▸ Task statement:
Copy out all the lines where "afdb" shows up.

▸ Dataset rows:

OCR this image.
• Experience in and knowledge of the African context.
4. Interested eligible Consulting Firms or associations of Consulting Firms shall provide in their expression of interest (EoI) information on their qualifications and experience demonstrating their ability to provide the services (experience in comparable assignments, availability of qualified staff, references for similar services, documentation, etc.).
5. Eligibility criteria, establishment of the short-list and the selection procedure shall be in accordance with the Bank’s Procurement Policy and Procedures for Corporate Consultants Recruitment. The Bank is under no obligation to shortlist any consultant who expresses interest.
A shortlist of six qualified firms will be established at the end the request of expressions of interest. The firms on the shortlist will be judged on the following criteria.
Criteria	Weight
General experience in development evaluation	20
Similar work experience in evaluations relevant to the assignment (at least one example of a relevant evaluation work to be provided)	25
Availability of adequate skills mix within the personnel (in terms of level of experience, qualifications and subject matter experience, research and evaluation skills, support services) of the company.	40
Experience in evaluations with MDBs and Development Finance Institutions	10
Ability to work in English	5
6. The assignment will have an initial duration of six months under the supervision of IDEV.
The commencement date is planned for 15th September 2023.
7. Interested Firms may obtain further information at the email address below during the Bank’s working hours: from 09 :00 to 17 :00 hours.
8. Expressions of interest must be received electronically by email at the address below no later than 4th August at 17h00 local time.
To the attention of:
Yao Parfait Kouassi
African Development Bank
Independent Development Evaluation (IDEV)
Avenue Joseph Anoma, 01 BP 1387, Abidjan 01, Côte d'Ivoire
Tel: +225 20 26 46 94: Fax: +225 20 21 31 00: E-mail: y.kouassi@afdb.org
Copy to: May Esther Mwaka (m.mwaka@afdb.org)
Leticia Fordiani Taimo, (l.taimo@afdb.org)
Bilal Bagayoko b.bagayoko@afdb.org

▸ Worked solution:
Tel: +225 20 26 46 94: Fax: +225 20 21 31 00: E-mail: y.kouassi@afdb.org
Copy to: May Esther Mwaka (m.mwaka@afdb.org)
Leticia Fordiani Taimo, (l.taimo@afdb.org)
Bilal Bagayoko b.bagayoko@afdb.org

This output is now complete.